The problem: Pull every line that holds the word "dictis" from the entries.

** Begin Records to use **

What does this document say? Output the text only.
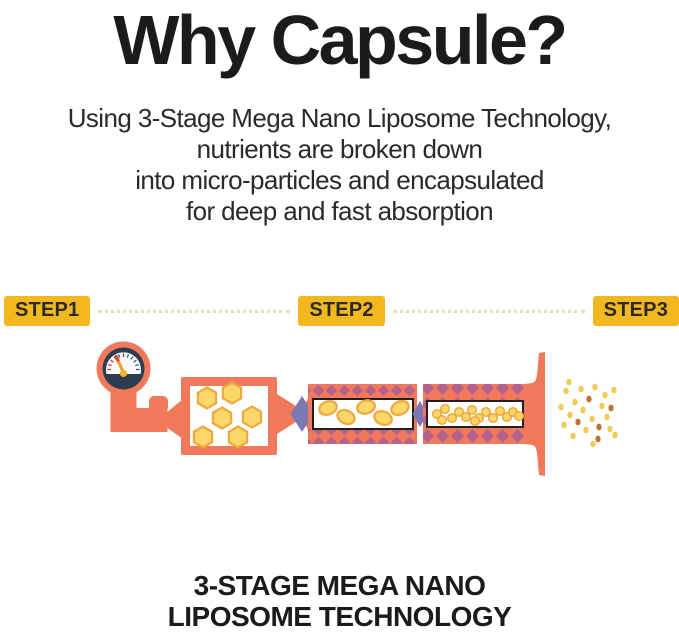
Why Capsule?
Using 3-Stage Mega Nano Liposome Technology,
nutrients are broken down
into micro-particles and encapsulated
for deep and fast absorption
STEP1	STEP2	STEP3
3-STAGE MEGA NANO
LIPOSOME TECHNOLOGY
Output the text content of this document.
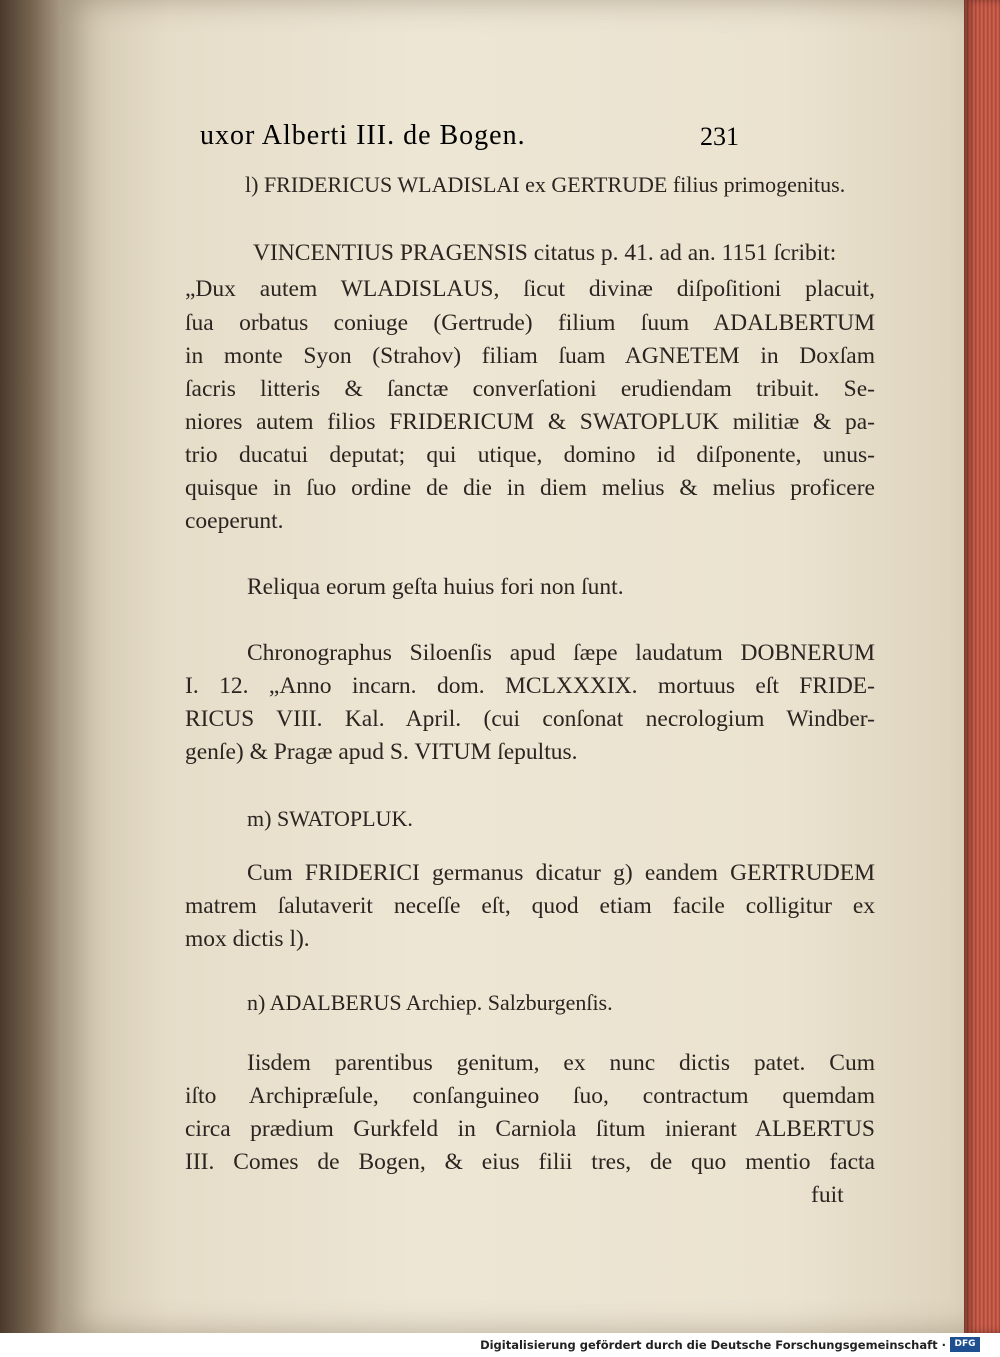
uxor Alberti III. de Bogen.	231
l) FRIDERICUS WLADISLAI ex GERTRUDE filius primogenitus.
VINCENTIUS PRAGENSIS citatus p. 41. ad an. 1151 ſcribit:
„Dux autem WLADISLAUS, ſicut divinæ diſpoſitioni placuit,
ſua orbatus coniuge (Gertrude) filium ſuum ADALBERTUM
in monte Syon (Strahov) filiam ſuam AGNETEM in Doxſam
ſacris litteris & ſanctæ converſationi erudiendam tribuit. Se-
niores autem filios FRIDERICUM & SWATOPLUK militiæ & pa-
trio ducatui deputat; qui utique, domino id diſponente, unus-
quisque in ſuo ordine de die in diem melius & melius proficere
coeperunt.
Reliqua eorum geſta huius fori non ſunt.
Chronographus Siloenſis apud ſæpe laudatum DOBNERUM
I. 12. „Anno incarn. dom. MCLXXXIX. mortuus eſt FRIDE-
RICUS VIII. Kal. April. (cui conſonat necrologium Windber-
genſe) & Pragæ apud S. VITUM ſepultus.
m) SWATOPLUK.
Cum FRIDERICI germanus dicatur g) eandem GERTRUDEM
matrem ſalutaverit neceſſe eſt, quod etiam facile colligitur ex
mox dictis l).
n) ADALBERUS Archiep. Salzburgenſis.
Iisdem parentibus genitum, ex nunc dictis patet. Cum
iſto Archipræſule, conſanguineo ſuo, contractum quemdam
circa prædium Gurkfeld in Carniola ſitum inierant ALBERTUS
III. Comes de Bogen, & eius filii tres, de quo mentio facta
fuit
Digitalisierung gefördert durch die Deutsche Forschungsgemeinschaft · DFG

** End Records to use **

Response for this exercise:
mox dictis l).
Iisdem parentibus genitum, ex nunc dictis patet. Cum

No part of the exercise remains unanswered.